-- start of Provided records --
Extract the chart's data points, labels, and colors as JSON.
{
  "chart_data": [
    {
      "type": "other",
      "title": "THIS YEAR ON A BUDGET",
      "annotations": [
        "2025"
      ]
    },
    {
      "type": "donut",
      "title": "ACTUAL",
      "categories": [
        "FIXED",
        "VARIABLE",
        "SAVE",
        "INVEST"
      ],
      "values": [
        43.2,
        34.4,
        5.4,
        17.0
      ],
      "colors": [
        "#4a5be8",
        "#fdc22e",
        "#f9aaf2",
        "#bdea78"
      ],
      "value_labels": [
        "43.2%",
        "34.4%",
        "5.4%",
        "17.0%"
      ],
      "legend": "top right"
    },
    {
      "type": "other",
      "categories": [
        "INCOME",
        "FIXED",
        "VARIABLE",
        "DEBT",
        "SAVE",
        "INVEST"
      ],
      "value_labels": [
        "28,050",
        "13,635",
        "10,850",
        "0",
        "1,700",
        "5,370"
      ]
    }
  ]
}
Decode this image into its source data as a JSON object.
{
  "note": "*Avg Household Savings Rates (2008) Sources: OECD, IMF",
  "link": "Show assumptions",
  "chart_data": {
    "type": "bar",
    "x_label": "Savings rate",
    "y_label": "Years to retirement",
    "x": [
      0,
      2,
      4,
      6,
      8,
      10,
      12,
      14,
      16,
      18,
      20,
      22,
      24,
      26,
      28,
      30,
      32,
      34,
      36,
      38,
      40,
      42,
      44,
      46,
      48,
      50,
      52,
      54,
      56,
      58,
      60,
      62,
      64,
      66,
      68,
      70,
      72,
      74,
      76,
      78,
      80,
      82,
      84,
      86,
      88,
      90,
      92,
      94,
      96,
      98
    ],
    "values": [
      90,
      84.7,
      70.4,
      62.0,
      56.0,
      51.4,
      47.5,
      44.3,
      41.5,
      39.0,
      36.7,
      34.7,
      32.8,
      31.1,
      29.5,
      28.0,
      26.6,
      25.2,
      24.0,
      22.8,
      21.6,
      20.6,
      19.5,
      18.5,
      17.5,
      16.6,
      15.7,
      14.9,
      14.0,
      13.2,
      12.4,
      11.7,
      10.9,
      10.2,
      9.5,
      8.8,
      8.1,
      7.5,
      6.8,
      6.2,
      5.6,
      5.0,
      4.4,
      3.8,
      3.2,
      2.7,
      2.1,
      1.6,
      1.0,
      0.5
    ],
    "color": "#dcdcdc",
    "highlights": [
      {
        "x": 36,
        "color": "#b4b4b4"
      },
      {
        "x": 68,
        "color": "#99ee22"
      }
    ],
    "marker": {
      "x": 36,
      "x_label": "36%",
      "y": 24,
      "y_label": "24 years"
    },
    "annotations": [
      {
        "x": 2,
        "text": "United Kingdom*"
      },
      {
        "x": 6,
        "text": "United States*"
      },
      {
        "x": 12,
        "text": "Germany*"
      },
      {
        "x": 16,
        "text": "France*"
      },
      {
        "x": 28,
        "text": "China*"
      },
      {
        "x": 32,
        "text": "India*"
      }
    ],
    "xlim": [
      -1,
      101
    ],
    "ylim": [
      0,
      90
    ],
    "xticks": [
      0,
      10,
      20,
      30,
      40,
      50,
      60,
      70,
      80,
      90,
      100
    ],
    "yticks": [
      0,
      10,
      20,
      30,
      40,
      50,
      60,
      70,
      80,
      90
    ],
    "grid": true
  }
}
-- end of Provided records --
Exercise objective: Would you reproduce the material above in full, exactly as given?

Result:
Extract the chart's data points, labels, and colors as JSON.
{
  "chart_data": [
    {
      "type": "other",
      "title": "THIS YEAR ON A BUDGET",
      "annotations": [
        "2025"
      ]
    },
    {
      "type": "donut",
      "title": "ACTUAL",
      "categories": [
        "FIXED",
        "VARIABLE",
        "SAVE",
        "INVEST"
      ],
      "values": [
        43.2,
        34.4,
        5.4,
        17.0
      ],
      "colors": [
        "#4a5be8",
        "#fdc22e",
        "#f9aaf2",
        "#bdea78"
      ],
      "value_labels": [
        "43.2%",
        "34.4%",
        "5.4%",
        "17.0%"
      ],
      "legend": "top right"
    },
    {
      "type": "other",
      "categories": [
        "INCOME",
        "FIXED",
        "VARIABLE",
        "DEBT",
        "SAVE",
        "INVEST"
      ],
      "value_labels": [
        "28,050",
        "13,635",
        "10,850",
        "0",
        "1,700",
        "5,370"
      ]
    }
  ]
}
Decode this image into its source data as a JSON object.
{
  "note": "*Avg Household Savings Rates (2008) Sources: OECD, IMF",
  "link": "Show assumptions",
  "chart_data": {
    "type": "bar",
    "x_label": "Savings rate",
    "y_label": "Years to retirement",
    "x": [
      0,
      2,
      4,
      6,
      8,
      10,
      12,
      14,
      16,
      18,
      20,
      22,
      24,
      26,
      28,
      30,
      32,
      34,
      36,
      38,
      40,
      42,
      44,
      46,
      48,
      50,
      52,
      54,
      56,
      58,
      60,
      62,
      64,
      66,
      68,
      70,
      72,
      74,
      76,
      78,
      80,
      82,
      84,
      86,
      88,
      90,
      92,
      94,
      96,
      98
    ],
    "values": [
      90,
      84.7,
      70.4,
      62.0,
      56.0,
      51.4,
      47.5,
      44.3,
      41.5,
      39.0,
      36.7,
      34.7,
      32.8,
      31.1,
      29.5,
      28.0,
      26.6,
      25.2,
      24.0,
      22.8,
      21.6,
      20.6,
      19.5,
      18.5,
      17.5,
      16.6,
      15.7,
      14.9,
      14.0,
      13.2,
      12.4,
      11.7,
      10.9,
      10.2,
      9.5,
      8.8,
      8.1,
      7.5,
      6.8,
      6.2,
      5.6,
      5.0,
      4.4,
      3.8,
      3.2,
      2.7,
      2.1,
      1.6,
      1.0,
      0.5
    ],
    "color": "#dcdcdc",
    "highlights": [
      {
        "x": 36,
        "color": "#b4b4b4"
      },
      {
        "x": 68,
        "color": "#99ee22"
      }
    ],
    "marker": {
      "x": 36,
      "x_label": "36%",
      "y": 24,
      "y_label": "24 years"
    },
    "annotations": [
      {
        "x": 2,
        "text": "United Kingdom*"
      },
      {
        "x": 6,
        "text": "United States*"
      },
      {
        "x": 12,
        "text": "Germany*"
      },
      {
        "x": 16,
        "text": "France*"
      },
      {
        "x": 28,
        "text": "China*"
      },
      {
        "x": 32,
        "text": "India*"
      }
    ],
    "xlim": [
      -1,
      101
    ],
    "ylim": [
      0,
      90
    ],
    "xticks": [
      0,
      10,
      20,
      30,
      40,
      50,
      60,
      70,
      80,
      90,
      100
    ],
    "yticks": [
      0,
      10,
      20,
      30,
      40,
      50,
      60,
      70,
      80,
      90
    ],
    "grid": true
  }
}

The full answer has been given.